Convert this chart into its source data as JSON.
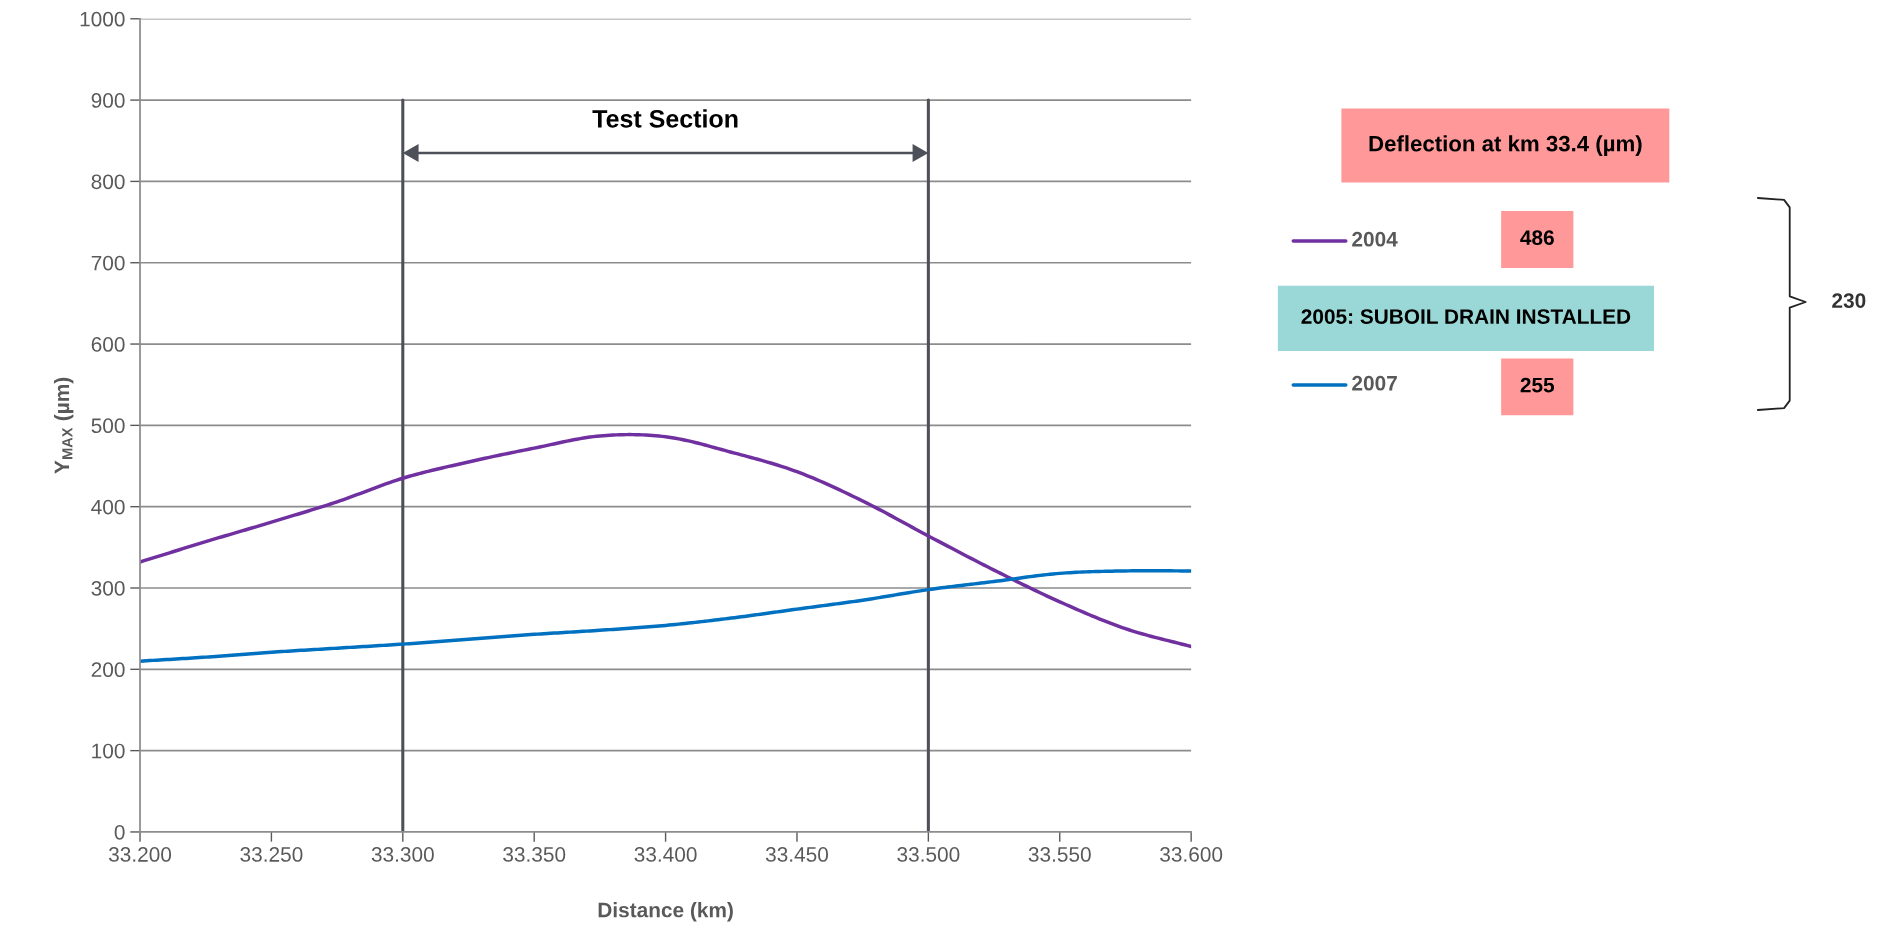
{
  "chart_data": {
    "type": "line",
    "xlabel": "Distance (km)",
    "ylabel": "Y$_{MAX}$ (µm)",
    "xlim": [
      33.2,
      33.6
    ],
    "ylim": [
      0,
      1000
    ],
    "xticks": [
      {
        "value": 33.2,
        "label": "33.200"
      },
      {
        "value": 33.25,
        "label": "33.250"
      },
      {
        "value": 33.3,
        "label": "33.300"
      },
      {
        "value": 33.35,
        "label": "33.350"
      },
      {
        "value": 33.4,
        "label": "33.400"
      },
      {
        "value": 33.45,
        "label": "33.450"
      },
      {
        "value": 33.5,
        "label": "33.500"
      },
      {
        "value": 33.55,
        "label": "33.550"
      },
      {
        "value": 33.6,
        "label": "33.600"
      }
    ],
    "yticks": [
      0,
      100,
      200,
      300,
      400,
      500,
      600,
      700,
      800,
      900,
      1000
    ],
    "grid": "y",
    "legend": "right",
    "line_style": "solid",
    "marker": "none",
    "series": [
      {
        "name": "2004",
        "color": "#7030a0",
        "x": [
          33.2,
          33.225,
          33.25,
          33.275,
          33.3,
          33.325,
          33.35,
          33.375,
          33.4,
          33.425,
          33.45,
          33.475,
          33.5,
          33.525,
          33.55,
          33.575,
          33.6
        ],
        "values": [
          332,
          357,
          381,
          406,
          435,
          455,
          472,
          487,
          486,
          467,
          443,
          407,
          364,
          322,
          283,
          250,
          228
        ]
      },
      {
        "name": "2007",
        "color": "#0070c0",
        "x": [
          33.2,
          33.225,
          33.25,
          33.275,
          33.3,
          33.325,
          33.35,
          33.375,
          33.4,
          33.425,
          33.45,
          33.475,
          33.5,
          33.525,
          33.55,
          33.575,
          33.6
        ],
        "values": [
          210,
          215,
          221,
          226,
          231,
          237,
          243,
          248,
          254,
          263,
          274,
          285,
          298,
          308,
          318,
          321,
          321
        ]
      }
    ],
    "ref_lines": [
      {
        "axis": "x",
        "value": 33.3,
        "label": null,
        "color": "#4d5058"
      },
      {
        "axis": "x",
        "value": 33.5,
        "label": null,
        "color": "#4d5058"
      }
    ],
    "annotations": [
      "Test Section",
      "Deflection at km 33.4 (µm)",
      "486",
      "2005: SUBOIL DRAIN INSTALLED",
      "255",
      "230"
    ]
  }
}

_Problem statement_
Reproduce the whole listing word for word, setting aside any pictures.

_Correct output_
Convert this chart into its source data as JSON.
{
  "chart_data": {
    "type": "line",
    "xlabel": "Distance (km)",
    "ylabel": "Y$_{MAX}$ (µm)",
    "xlim": [
      33.2,
      33.6
    ],
    "ylim": [
      0,
      1000
    ],
    "xticks": [
      {
        "value": 33.2,
        "label": "33.200"
      },
      {
        "value": 33.25,
        "label": "33.250"
      },
      {
        "value": 33.3,
        "label": "33.300"
      },
      {
        "value": 33.35,
        "label": "33.350"
      },
      {
        "value": 33.4,
        "label": "33.400"
      },
      {
        "value": 33.45,
        "label": "33.450"
      },
      {
        "value": 33.5,
        "label": "33.500"
      },
      {
        "value": 33.55,
        "label": "33.550"
      },
      {
        "value": 33.6,
        "label": "33.600"
      }
    ],
    "yticks": [
      0,
      100,
      200,
      300,
      400,
      500,
      600,
      700,
      800,
      900,
      1000
    ],
    "grid": "y",
    "legend": "right",
    "line_style": "solid",
    "marker": "none",
    "series": [
      {
        "name": "2004",
        "color": "#7030a0",
        "x": [
          33.2,
          33.225,
          33.25,
          33.275,
          33.3,
          33.325,
          33.35,
          33.375,
          33.4,
          33.425,
          33.45,
          33.475,
          33.5,
          33.525,
          33.55,
          33.575,
          33.6
        ],
        "values": [
          332,
          357,
          381,
          406,
          435,
          455,
          472,
          487,
          486,
          467,
          443,
          407,
          364,
          322,
          283,
          250,
          228
        ]
      },
      {
        "name": "2007",
        "color": "#0070c0",
        "x": [
          33.2,
          33.225,
          33.25,
          33.275,
          33.3,
          33.325,
          33.35,
          33.375,
          33.4,
          33.425,
          33.45,
          33.475,
          33.5,
          33.525,
          33.55,
          33.575,
          33.6
        ],
        "values": [
          210,
          215,
          221,
          226,
          231,
          237,
          243,
          248,
          254,
          263,
          274,
          285,
          298,
          308,
          318,
          321,
          321
        ]
      }
    ],
    "ref_lines": [
      {
        "axis": "x",
        "value": 33.3,
        "label": null,
        "color": "#4d5058"
      },
      {
        "axis": "x",
        "value": 33.5,
        "label": null,
        "color": "#4d5058"
      }
    ],
    "annotations": [
      "Test Section",
      "Deflection at km 33.4 (µm)",
      "486",
      "2005: SUBOIL DRAIN INSTALLED",
      "255",
      "230"
    ]
  }
}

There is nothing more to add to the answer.